start DATASET CONTENT

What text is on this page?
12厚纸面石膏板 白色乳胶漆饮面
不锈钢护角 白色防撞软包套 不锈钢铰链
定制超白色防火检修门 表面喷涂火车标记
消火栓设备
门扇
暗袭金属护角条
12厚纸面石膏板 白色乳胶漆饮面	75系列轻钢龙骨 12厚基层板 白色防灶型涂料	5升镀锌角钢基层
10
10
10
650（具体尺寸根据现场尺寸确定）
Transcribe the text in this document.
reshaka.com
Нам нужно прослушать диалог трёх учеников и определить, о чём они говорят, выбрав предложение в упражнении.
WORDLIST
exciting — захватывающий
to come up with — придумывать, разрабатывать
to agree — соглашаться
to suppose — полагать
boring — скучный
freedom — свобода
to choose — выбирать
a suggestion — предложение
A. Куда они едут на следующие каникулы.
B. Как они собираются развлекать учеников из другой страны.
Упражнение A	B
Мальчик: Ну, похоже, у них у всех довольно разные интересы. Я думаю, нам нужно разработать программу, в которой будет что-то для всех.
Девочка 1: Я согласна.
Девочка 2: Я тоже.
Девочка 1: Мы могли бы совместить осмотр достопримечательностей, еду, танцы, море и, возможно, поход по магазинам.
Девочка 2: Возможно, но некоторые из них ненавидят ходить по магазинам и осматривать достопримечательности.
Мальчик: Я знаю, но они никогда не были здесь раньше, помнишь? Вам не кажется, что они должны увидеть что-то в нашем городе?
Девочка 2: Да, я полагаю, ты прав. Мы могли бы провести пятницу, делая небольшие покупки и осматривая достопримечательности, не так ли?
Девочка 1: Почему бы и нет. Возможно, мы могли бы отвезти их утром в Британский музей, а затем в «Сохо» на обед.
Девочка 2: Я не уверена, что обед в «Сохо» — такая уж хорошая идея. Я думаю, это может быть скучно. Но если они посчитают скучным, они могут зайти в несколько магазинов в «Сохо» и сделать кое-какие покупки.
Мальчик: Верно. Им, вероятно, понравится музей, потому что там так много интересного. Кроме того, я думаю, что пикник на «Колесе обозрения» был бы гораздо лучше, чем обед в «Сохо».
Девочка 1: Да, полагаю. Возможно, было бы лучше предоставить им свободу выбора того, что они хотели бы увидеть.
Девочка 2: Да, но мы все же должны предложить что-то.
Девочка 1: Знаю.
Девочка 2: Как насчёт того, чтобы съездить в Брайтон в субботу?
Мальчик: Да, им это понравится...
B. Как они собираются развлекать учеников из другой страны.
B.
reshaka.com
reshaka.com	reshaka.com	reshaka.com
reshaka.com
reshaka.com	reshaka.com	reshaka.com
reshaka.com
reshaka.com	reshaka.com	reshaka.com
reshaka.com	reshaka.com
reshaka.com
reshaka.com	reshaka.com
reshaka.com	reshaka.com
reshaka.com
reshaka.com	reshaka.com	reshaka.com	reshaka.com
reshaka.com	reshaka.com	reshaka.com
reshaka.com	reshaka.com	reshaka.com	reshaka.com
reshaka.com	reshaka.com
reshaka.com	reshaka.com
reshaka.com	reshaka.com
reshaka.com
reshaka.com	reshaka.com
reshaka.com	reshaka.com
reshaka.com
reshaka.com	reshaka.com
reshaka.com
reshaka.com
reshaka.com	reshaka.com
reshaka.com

end DATASET CONTENT

Can you restate every record above word for word?

• _ANSWER_:
What text is on this page?
12厚纸面石膏板 白色乳胶漆饮面
不锈钢护角 白色防撞软包套 不锈钢铰链
定制超白色防火检修门 表面喷涂火车标记
消火栓设备
门扇
暗袭金属护角条
12厚纸面石膏板 白色乳胶漆饮面	75系列轻钢龙骨 12厚基层板 白色防灶型涂料	5升镀锌角钢基层
10
10
10
650（具体尺寸根据现场尺寸确定）
Transcribe the text in this document.
reshaka.com
Нам нужно прослушать диалог трёх учеников и определить, о чём они говорят, выбрав предложение в упражнении.
WORDLIST
exciting — захватывающий
to come up with — придумывать, разрабатывать
to agree — соглашаться
to suppose — полагать
boring — скучный
freedom — свобода
to choose — выбирать
a suggestion — предложение
A. Куда они едут на следующие каникулы.
B. Как они собираются развлекать учеников из другой страны.
Упражнение A	B
Мальчик: Ну, похоже, у них у всех довольно разные интересы. Я думаю, нам нужно разработать программу, в которой будет что-то для всех.
Девочка 1: Я согласна.
Девочка 2: Я тоже.
Девочка 1: Мы могли бы совместить осмотр достопримечательностей, еду, танцы, море и, возможно, поход по магазинам.
Девочка 2: Возможно, но некоторые из них ненавидят ходить по магазинам и осматривать достопримечательности.
Мальчик: Я знаю, но они никогда не были здесь раньше, помнишь? Вам не кажется, что они должны увидеть что-то в нашем городе?
Девочка 2: Да, я полагаю, ты прав. Мы могли бы провести пятницу, делая небольшие покупки и осматривая достопримечательности, не так ли?
Девочка 1: Почему бы и нет. Возможно, мы могли бы отвезти их утром в Британский музей, а затем в «Сохо» на обед.
Девочка 2: Я не уверена, что обед в «Сохо» — такая уж хорошая идея. Я думаю, это может быть скучно. Но если они посчитают скучным, они могут зайти в несколько магазинов в «Сохо» и сделать кое-какие покупки.
Мальчик: Верно. Им, вероятно, понравится музей, потому что там так много интересного. Кроме того, я думаю, что пикник на «Колесе обозрения» был бы гораздо лучше, чем обед в «Сохо».
Девочка 1: Да, полагаю. Возможно, было бы лучше предоставить им свободу выбора того, что они хотели бы увидеть.
Девочка 2: Да, но мы все же должны предложить что-то.
Девочка 1: Знаю.
Девочка 2: Как насчёт того, чтобы съездить в Брайтон в субботу?
Мальчик: Да, им это понравится...
B. Как они собираются развлекать учеников из другой страны.
B.
reshaka.com
reshaka.com	reshaka.com	reshaka.com
reshaka.com
reshaka.com	reshaka.com	reshaka.com
reshaka.com
reshaka.com	reshaka.com	reshaka.com
reshaka.com	reshaka.com
reshaka.com
reshaka.com	reshaka.com
reshaka.com	reshaka.com
reshaka.com
reshaka.com	reshaka.com	reshaka.com	reshaka.com
reshaka.com	reshaka.com	reshaka.com
reshaka.com	reshaka.com	reshaka.com	reshaka.com
reshaka.com	reshaka.com
reshaka.com	reshaka.com
reshaka.com	reshaka.com
reshaka.com
reshaka.com	reshaka.com
reshaka.com	reshaka.com
reshaka.com
reshaka.com	reshaka.com
reshaka.com
reshaka.com
reshaka.com	reshaka.com
reshaka.com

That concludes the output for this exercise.